> **What this task involves**: Among the entries, which lines carry the string "data"? Copy each of them.

> **Material provided**:

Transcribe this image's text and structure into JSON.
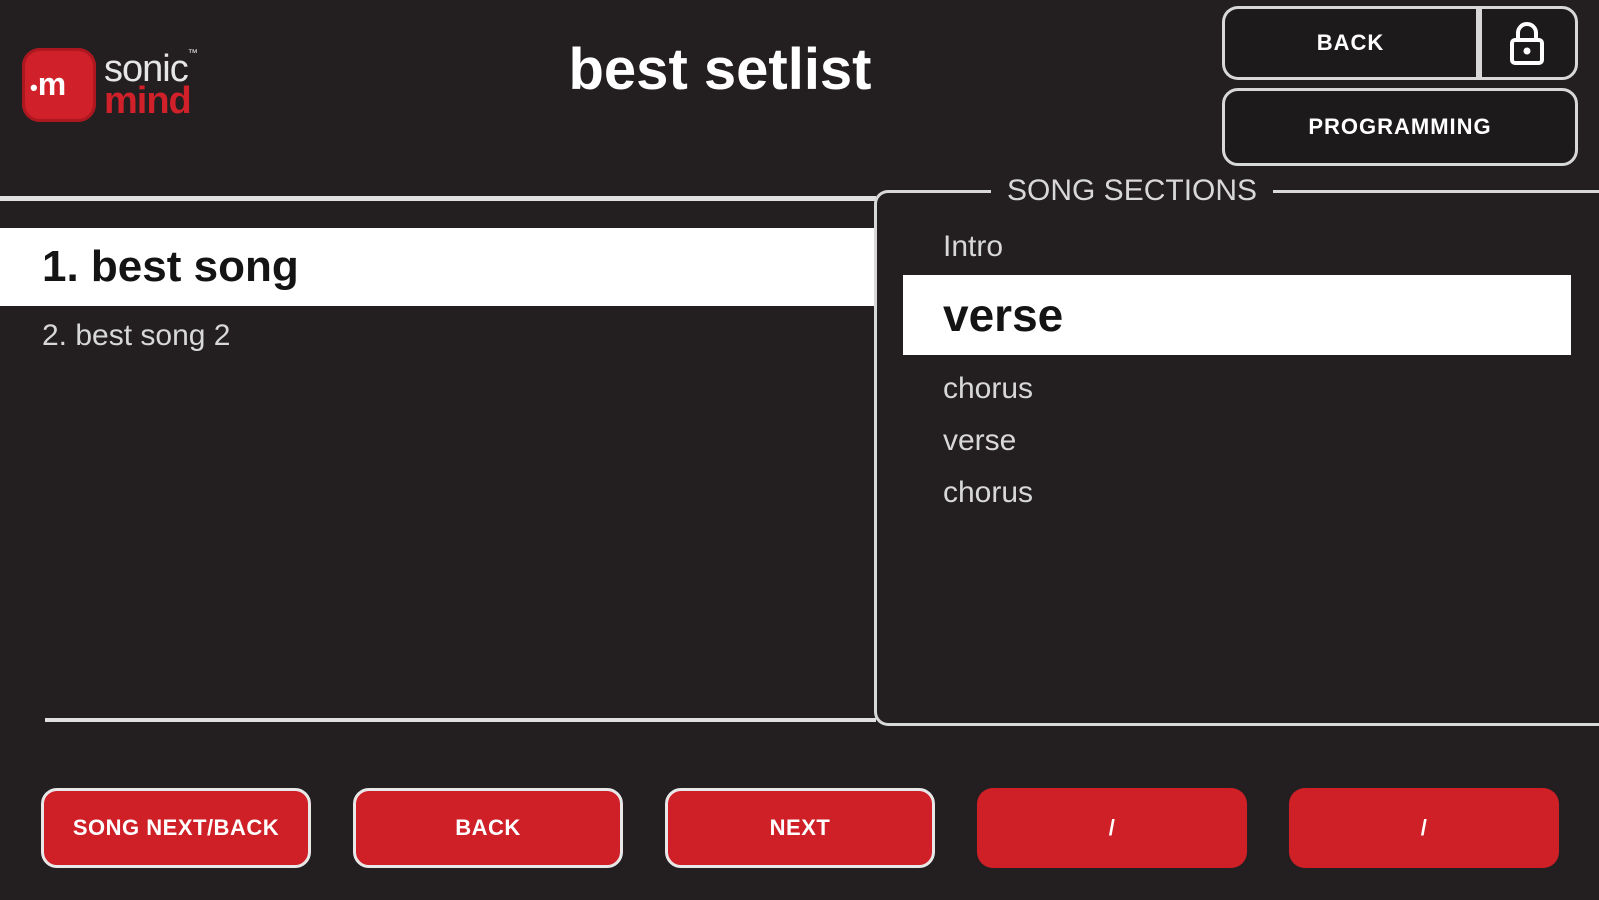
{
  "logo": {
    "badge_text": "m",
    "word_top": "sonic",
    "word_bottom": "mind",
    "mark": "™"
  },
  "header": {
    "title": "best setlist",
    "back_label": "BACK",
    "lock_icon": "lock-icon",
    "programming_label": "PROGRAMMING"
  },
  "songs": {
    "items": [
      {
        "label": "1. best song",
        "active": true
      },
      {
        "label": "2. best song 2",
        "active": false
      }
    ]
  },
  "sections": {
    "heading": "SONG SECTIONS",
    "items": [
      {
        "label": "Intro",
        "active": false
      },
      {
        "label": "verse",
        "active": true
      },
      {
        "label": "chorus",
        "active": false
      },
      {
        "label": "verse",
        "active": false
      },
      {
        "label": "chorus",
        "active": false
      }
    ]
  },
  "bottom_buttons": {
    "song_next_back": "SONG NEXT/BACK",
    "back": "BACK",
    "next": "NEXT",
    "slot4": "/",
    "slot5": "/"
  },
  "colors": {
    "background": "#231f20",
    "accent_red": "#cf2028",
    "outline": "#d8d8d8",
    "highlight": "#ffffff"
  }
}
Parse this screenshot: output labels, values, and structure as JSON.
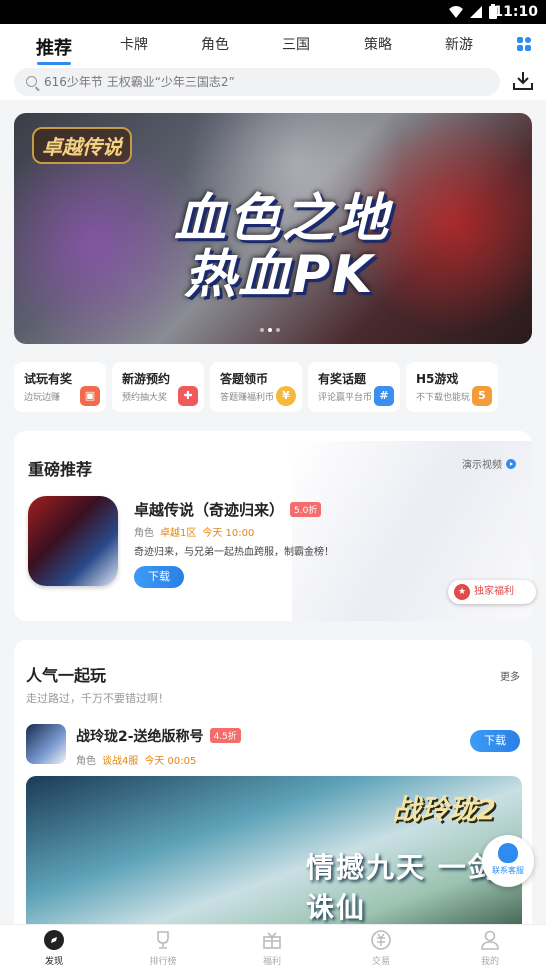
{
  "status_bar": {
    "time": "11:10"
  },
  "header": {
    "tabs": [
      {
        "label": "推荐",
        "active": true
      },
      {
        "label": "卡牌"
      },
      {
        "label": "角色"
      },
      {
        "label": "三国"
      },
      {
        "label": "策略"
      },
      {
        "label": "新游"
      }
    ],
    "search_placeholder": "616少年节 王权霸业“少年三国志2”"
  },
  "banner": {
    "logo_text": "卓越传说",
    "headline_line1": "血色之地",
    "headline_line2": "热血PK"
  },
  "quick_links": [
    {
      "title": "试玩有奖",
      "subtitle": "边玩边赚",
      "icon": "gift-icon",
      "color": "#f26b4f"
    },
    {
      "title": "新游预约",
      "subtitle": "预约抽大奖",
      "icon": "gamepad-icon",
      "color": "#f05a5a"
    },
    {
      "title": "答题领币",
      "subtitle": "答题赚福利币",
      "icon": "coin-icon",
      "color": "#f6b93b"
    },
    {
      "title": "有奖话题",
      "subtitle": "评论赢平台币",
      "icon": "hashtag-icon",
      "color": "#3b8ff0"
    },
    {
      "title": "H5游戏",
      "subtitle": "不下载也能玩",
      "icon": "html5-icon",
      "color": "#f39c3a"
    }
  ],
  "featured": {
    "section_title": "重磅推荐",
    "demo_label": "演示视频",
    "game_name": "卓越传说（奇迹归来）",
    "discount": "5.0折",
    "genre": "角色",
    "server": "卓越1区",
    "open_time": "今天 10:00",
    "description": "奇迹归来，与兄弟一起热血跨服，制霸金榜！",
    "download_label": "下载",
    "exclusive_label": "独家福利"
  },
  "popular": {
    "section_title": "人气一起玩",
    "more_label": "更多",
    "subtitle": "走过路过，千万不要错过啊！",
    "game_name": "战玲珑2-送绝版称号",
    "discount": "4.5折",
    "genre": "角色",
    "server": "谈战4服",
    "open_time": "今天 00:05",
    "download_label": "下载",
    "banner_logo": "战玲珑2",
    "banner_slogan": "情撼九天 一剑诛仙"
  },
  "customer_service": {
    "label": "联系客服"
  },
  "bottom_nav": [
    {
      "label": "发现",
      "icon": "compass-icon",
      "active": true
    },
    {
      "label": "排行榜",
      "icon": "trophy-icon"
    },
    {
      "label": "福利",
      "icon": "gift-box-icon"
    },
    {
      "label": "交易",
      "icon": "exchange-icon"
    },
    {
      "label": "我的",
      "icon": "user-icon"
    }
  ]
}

==

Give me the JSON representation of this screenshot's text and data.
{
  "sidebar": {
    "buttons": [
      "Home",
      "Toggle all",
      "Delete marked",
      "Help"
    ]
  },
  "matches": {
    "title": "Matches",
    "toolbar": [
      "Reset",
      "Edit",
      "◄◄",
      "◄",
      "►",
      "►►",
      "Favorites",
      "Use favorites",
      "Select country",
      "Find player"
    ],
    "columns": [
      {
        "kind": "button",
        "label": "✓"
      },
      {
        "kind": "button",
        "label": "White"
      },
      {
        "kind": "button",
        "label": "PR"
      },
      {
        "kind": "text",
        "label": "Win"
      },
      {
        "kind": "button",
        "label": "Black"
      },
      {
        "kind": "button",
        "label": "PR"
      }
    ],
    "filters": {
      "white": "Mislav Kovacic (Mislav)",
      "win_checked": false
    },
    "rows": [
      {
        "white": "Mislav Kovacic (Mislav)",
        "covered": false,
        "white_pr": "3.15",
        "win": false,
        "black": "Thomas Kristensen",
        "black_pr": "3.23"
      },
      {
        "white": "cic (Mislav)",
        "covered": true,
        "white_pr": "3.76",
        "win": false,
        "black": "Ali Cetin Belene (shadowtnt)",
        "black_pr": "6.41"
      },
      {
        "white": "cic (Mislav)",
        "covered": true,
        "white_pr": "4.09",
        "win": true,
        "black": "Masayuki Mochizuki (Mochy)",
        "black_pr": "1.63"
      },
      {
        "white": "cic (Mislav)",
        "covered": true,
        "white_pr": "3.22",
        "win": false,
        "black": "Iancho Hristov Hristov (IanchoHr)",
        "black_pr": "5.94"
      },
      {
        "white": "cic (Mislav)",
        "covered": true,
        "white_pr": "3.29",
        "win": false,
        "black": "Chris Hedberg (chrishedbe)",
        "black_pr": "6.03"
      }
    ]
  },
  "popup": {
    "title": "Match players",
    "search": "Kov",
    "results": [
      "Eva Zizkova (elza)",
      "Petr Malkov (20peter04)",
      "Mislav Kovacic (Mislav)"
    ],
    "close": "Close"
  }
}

==

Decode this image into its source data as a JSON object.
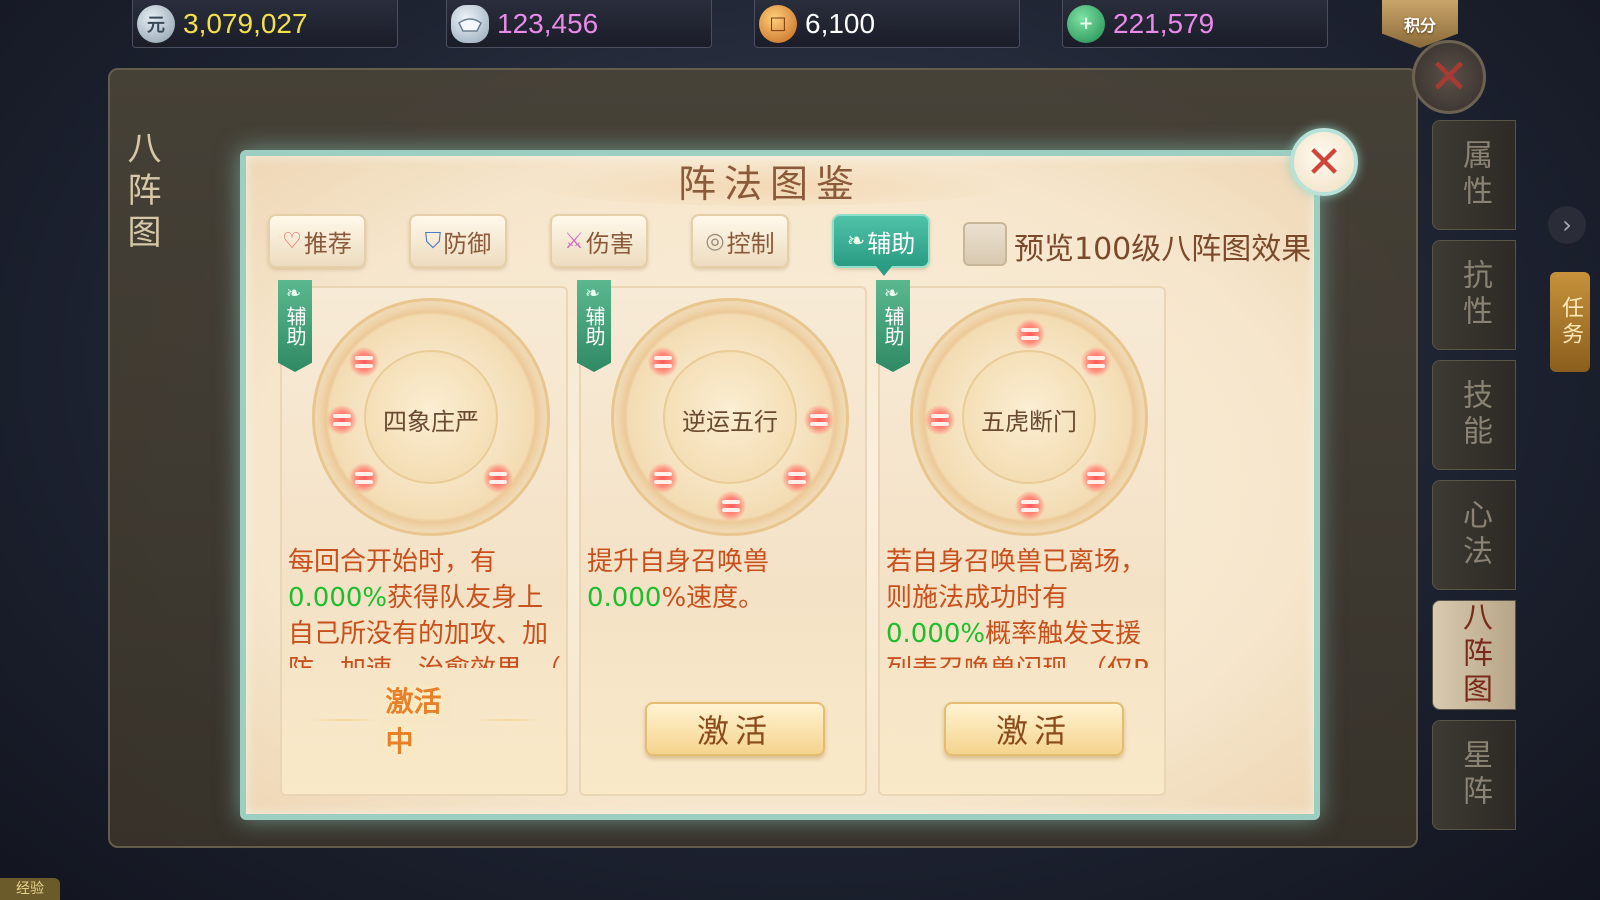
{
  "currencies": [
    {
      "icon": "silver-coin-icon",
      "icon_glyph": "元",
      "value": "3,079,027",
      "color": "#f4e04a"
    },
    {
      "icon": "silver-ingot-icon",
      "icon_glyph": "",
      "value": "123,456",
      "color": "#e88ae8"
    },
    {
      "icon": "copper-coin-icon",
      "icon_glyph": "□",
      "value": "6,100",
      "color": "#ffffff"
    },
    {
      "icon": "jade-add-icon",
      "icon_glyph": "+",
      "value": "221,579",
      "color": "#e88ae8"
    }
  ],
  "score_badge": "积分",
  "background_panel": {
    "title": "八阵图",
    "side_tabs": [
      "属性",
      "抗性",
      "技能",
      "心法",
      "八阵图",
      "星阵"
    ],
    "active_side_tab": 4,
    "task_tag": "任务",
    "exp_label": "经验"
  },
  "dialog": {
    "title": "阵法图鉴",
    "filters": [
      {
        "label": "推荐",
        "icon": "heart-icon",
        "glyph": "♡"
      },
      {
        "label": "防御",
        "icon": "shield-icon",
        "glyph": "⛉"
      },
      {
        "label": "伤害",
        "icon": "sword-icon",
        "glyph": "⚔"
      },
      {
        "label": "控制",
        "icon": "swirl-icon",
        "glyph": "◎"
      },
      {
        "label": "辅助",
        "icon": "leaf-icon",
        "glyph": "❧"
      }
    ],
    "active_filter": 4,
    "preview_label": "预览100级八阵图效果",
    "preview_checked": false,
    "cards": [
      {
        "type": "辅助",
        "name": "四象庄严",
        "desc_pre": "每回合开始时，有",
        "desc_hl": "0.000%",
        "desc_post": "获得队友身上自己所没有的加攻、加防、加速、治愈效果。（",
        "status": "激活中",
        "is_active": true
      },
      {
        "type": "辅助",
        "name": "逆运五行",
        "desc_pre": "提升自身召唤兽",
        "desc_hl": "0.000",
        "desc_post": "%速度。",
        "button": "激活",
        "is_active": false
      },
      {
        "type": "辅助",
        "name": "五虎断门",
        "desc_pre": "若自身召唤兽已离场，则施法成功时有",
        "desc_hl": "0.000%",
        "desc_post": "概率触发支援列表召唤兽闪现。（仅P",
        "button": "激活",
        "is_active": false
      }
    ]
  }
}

> **Written response**:
Give me the JSON representation of this screenshot's text and data.
Decode this image into its source data as a JSON object.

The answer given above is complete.